DATA EXCERPTS:
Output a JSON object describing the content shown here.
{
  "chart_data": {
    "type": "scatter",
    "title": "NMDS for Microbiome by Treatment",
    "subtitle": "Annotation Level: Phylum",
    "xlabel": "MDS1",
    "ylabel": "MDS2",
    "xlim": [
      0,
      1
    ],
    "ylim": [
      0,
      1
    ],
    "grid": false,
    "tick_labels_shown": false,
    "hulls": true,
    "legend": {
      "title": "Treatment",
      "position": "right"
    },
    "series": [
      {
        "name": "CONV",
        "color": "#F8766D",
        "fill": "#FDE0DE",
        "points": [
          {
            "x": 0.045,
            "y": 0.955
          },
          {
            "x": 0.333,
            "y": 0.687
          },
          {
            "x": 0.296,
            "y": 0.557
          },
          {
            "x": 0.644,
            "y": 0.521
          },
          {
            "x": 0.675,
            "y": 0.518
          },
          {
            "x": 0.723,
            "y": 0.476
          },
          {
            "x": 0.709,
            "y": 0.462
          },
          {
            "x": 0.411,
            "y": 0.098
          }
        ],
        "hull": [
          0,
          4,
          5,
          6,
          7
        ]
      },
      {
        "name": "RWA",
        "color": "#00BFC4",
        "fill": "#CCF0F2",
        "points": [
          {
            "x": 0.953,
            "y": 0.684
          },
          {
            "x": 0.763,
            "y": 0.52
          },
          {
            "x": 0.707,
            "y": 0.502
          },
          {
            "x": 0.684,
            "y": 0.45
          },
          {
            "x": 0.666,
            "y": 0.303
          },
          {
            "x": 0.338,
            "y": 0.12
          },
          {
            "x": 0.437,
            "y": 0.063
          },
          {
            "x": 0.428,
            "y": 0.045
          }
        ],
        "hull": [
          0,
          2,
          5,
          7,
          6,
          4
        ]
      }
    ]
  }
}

STATED GOAL: Please restate the whole listing word for word.

WORKED SOLUTION:
Output a JSON object describing the content shown here.
{
  "chart_data": {
    "type": "scatter",
    "title": "NMDS for Microbiome by Treatment",
    "subtitle": "Annotation Level: Phylum",
    "xlabel": "MDS1",
    "ylabel": "MDS2",
    "xlim": [
      0,
      1
    ],
    "ylim": [
      0,
      1
    ],
    "grid": false,
    "tick_labels_shown": false,
    "hulls": true,
    "legend": {
      "title": "Treatment",
      "position": "right"
    },
    "series": [
      {
        "name": "CONV",
        "color": "#F8766D",
        "fill": "#FDE0DE",
        "points": [
          {
            "x": 0.045,
            "y": 0.955
          },
          {
            "x": 0.333,
            "y": 0.687
          },
          {
            "x": 0.296,
            "y": 0.557
          },
          {
            "x": 0.644,
            "y": 0.521
          },
          {
            "x": 0.675,
            "y": 0.518
          },
          {
            "x": 0.723,
            "y": 0.476
          },
          {
            "x": 0.709,
            "y": 0.462
          },
          {
            "x": 0.411,
            "y": 0.098
          }
        ],
        "hull": [
          0,
          4,
          5,
          6,
          7
        ]
      },
      {
        "name": "RWA",
        "color": "#00BFC4",
        "fill": "#CCF0F2",
        "points": [
          {
            "x": 0.953,
            "y": 0.684
          },
          {
            "x": 0.763,
            "y": 0.52
          },
          {
            "x": 0.707,
            "y": 0.502
          },
          {
            "x": 0.684,
            "y": 0.45
          },
          {
            "x": 0.666,
            "y": 0.303
          },
          {
            "x": 0.338,
            "y": 0.12
          },
          {
            "x": 0.437,
            "y": 0.063
          },
          {
            "x": 0.428,
            "y": 0.045
          }
        ],
        "hull": [
          0,
          2,
          5,
          7,
          6,
          4
        ]
      }
    ]
  }
}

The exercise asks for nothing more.